Collected data:
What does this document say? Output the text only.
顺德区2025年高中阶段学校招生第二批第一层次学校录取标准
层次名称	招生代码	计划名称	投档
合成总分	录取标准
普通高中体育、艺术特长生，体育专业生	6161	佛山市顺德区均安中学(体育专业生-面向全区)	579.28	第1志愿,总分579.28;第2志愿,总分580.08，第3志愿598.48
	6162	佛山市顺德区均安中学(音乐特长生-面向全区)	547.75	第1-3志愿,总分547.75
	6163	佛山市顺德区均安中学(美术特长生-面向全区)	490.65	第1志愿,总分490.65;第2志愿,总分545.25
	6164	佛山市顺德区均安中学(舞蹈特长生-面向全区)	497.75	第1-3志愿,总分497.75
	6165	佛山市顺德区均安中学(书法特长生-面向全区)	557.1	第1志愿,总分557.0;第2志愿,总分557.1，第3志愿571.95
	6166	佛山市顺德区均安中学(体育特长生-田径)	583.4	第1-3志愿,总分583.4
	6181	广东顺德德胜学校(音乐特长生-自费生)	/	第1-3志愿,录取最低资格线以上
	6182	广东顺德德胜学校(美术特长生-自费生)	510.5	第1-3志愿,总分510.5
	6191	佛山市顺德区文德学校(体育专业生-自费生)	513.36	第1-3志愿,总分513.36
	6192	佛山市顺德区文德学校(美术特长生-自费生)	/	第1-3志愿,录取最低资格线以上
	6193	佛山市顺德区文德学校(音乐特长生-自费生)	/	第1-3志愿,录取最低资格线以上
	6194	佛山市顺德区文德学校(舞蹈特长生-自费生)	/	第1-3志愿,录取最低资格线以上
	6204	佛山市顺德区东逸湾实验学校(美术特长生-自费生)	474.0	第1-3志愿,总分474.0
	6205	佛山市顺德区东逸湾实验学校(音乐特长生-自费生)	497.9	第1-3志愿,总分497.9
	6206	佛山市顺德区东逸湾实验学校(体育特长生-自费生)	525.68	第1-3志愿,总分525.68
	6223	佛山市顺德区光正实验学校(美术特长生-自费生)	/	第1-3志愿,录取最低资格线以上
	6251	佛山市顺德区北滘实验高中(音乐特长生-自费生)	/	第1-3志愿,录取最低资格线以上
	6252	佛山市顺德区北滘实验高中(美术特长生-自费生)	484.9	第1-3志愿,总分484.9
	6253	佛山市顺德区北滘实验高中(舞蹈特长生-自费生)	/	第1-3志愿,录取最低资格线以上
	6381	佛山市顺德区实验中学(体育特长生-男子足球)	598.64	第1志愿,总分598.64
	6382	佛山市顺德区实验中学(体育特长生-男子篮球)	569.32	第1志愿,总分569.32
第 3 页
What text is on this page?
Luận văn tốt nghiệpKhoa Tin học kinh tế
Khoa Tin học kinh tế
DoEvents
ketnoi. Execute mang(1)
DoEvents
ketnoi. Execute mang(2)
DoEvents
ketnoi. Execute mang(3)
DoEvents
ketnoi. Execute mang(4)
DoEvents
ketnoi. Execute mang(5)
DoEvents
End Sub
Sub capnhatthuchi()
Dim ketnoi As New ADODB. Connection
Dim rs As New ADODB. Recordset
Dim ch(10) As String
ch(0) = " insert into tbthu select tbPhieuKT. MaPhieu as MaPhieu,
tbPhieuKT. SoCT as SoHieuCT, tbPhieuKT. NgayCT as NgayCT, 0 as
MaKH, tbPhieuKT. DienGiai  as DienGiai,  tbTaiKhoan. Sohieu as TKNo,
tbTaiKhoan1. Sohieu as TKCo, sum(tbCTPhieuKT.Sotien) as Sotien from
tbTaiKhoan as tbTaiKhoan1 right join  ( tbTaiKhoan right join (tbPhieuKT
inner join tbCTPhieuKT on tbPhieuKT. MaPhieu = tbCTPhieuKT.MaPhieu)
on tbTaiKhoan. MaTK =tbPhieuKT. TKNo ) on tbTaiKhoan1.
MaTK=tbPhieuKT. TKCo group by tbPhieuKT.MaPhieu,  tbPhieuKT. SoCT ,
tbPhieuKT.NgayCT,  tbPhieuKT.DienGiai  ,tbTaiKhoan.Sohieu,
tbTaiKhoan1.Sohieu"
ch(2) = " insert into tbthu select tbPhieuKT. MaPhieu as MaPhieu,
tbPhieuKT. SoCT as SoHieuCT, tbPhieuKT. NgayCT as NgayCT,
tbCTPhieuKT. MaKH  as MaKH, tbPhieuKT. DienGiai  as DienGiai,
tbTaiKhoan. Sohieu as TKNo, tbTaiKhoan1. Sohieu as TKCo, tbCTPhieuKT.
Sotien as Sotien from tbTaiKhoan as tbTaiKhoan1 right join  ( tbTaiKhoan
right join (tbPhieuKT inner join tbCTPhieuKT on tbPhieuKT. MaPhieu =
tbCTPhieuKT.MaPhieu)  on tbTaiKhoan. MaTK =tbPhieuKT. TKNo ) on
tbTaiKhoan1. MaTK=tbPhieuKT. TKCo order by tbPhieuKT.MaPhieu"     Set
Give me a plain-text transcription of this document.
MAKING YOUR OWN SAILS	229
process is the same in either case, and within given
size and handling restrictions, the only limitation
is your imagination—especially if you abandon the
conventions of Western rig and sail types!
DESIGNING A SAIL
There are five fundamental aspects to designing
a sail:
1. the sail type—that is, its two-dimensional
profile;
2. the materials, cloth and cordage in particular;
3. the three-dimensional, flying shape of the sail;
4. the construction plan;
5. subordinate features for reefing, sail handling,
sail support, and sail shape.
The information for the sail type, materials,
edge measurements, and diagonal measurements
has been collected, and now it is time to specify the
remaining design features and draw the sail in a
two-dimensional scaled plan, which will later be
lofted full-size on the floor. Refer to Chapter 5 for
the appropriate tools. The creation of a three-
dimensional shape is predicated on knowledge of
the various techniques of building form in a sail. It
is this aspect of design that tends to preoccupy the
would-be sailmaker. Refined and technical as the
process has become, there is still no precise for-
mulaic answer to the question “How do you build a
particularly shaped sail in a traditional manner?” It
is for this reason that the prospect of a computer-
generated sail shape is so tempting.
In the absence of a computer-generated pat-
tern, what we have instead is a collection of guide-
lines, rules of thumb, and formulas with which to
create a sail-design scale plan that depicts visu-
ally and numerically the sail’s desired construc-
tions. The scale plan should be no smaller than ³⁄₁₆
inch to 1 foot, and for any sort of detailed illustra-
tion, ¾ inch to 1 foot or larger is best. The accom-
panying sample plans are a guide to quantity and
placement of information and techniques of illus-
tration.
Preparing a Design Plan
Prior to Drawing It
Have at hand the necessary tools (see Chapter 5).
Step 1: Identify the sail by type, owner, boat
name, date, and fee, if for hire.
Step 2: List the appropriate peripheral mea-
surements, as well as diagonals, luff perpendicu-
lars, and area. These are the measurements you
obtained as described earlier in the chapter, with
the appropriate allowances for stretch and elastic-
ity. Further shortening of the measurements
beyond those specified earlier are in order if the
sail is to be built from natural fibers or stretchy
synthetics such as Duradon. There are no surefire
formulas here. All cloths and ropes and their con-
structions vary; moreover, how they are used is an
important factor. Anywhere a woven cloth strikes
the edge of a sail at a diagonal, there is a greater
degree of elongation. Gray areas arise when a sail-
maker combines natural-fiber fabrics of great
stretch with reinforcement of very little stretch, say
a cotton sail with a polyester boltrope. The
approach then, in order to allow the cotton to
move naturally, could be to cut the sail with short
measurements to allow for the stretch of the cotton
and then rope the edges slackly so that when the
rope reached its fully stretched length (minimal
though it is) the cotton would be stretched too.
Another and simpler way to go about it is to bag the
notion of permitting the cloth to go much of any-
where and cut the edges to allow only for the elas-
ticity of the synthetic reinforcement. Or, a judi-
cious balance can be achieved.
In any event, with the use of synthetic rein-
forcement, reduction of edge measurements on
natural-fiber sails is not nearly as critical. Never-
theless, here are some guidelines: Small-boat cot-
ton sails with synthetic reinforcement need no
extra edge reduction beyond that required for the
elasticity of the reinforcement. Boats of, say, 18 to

The problem. State how many lines include the string "three", and nothing more.

Answer to the task. 2